## EXERCISE MATERIAL
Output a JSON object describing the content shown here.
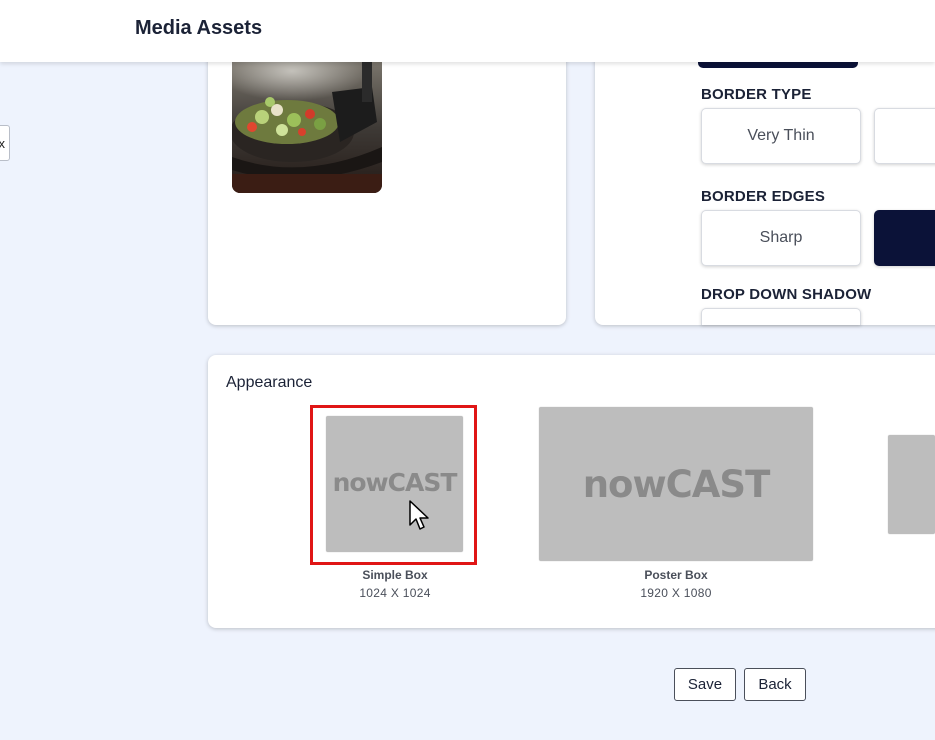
{
  "header": {
    "title": "Media Assets"
  },
  "edge_tab": {
    "label": "x"
  },
  "settings": {
    "border_type": {
      "label": "BORDER TYPE",
      "options": [
        "Very Thin"
      ]
    },
    "border_edges": {
      "label": "BORDER EDGES",
      "options": [
        "Sharp"
      ]
    },
    "drop_down_shadow": {
      "label": "DROP DOWN SHADOW"
    }
  },
  "appearance": {
    "title": "Appearance",
    "items": [
      {
        "name": "Simple Box",
        "size": "1024 X 1024",
        "logo": "nowCAST",
        "selected": true
      },
      {
        "name": "Poster Box",
        "size": "1920 X 1080",
        "logo": "nowCAST",
        "selected": false
      }
    ]
  },
  "footer": {
    "save_label": "Save",
    "back_label": "Back"
  },
  "colors": {
    "accent_dark": "#0b1238",
    "selection": "#e01616",
    "background": "#eef3fd"
  }
}
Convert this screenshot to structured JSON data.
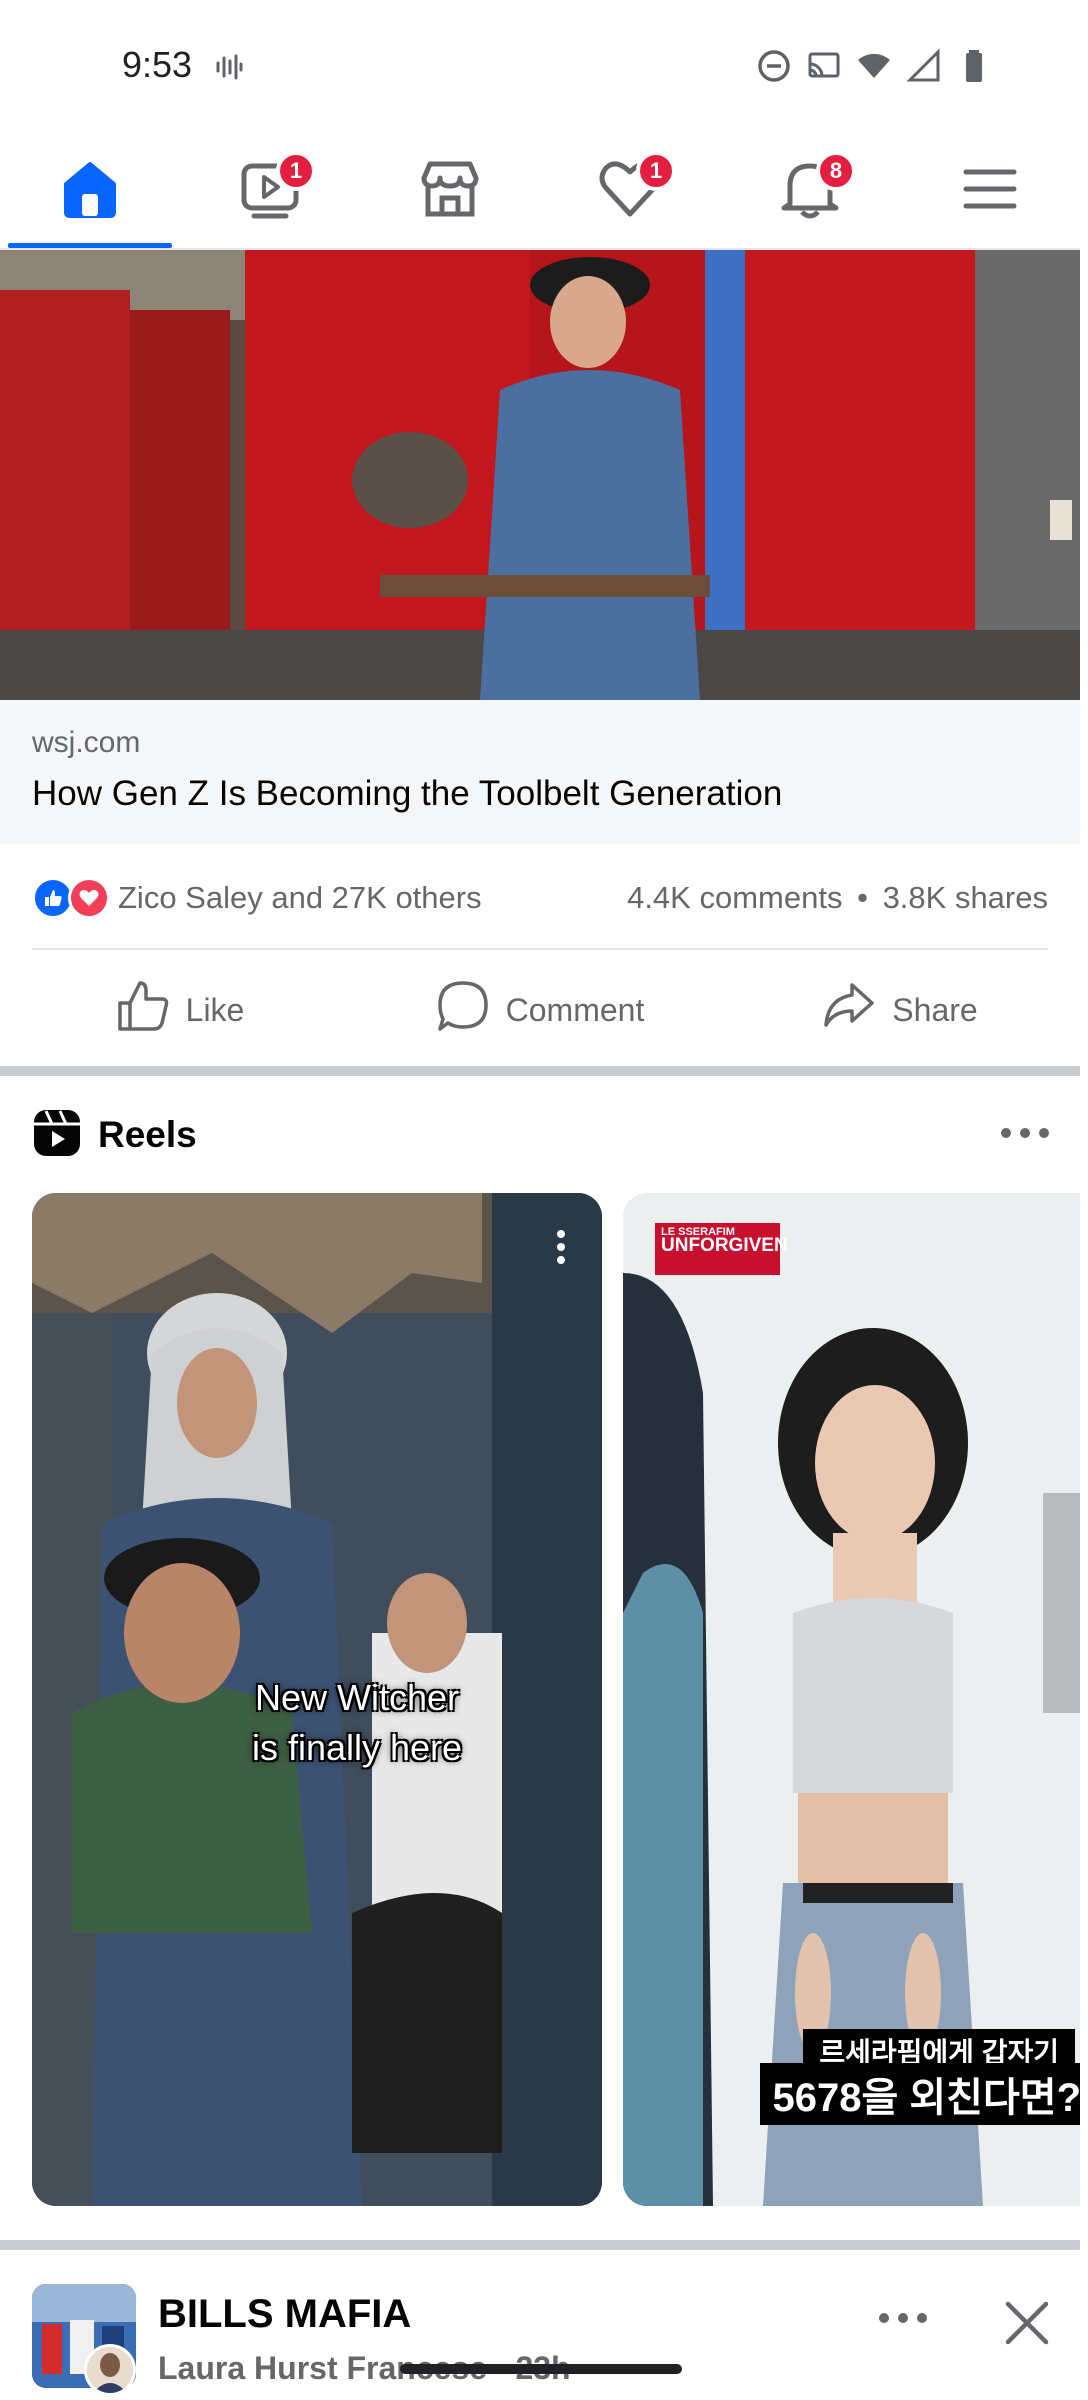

## WHAT IS EXPECTED
Repeat the listing in full and exactly. Do not include any images.

## FINAL ANSWER
Output a JSON object describing the content shown here.
{
  "header": {
    "title": "Media Assets"
  },
  "edge_tab": {
    "label": "x"
  },
  "settings": {
    "border_type": {
      "label": "BORDER TYPE",
      "options": [
        "Very Thin"
      ]
    },
    "border_edges": {
      "label": "BORDER EDGES",
      "options": [
        "Sharp"
      ]
    },
    "drop_down_shadow": {
      "label": "DROP DOWN SHADOW"
    }
  },
  "appearance": {
    "title": "Appearance",
    "items": [
      {
        "name": "Simple Box",
        "size": "1024 X 1024",
        "logo": "nowCAST",
        "selected": true
      },
      {
        "name": "Poster Box",
        "size": "1920 X 1080",
        "logo": "nowCAST",
        "selected": false
      }
    ]
  },
  "footer": {
    "save_label": "Save",
    "back_label": "Back"
  },
  "colors": {
    "accent_dark": "#0b1238",
    "selection": "#e01616",
    "background": "#eef3fd"
  }
}
Convert this screenshot to structured JSON data.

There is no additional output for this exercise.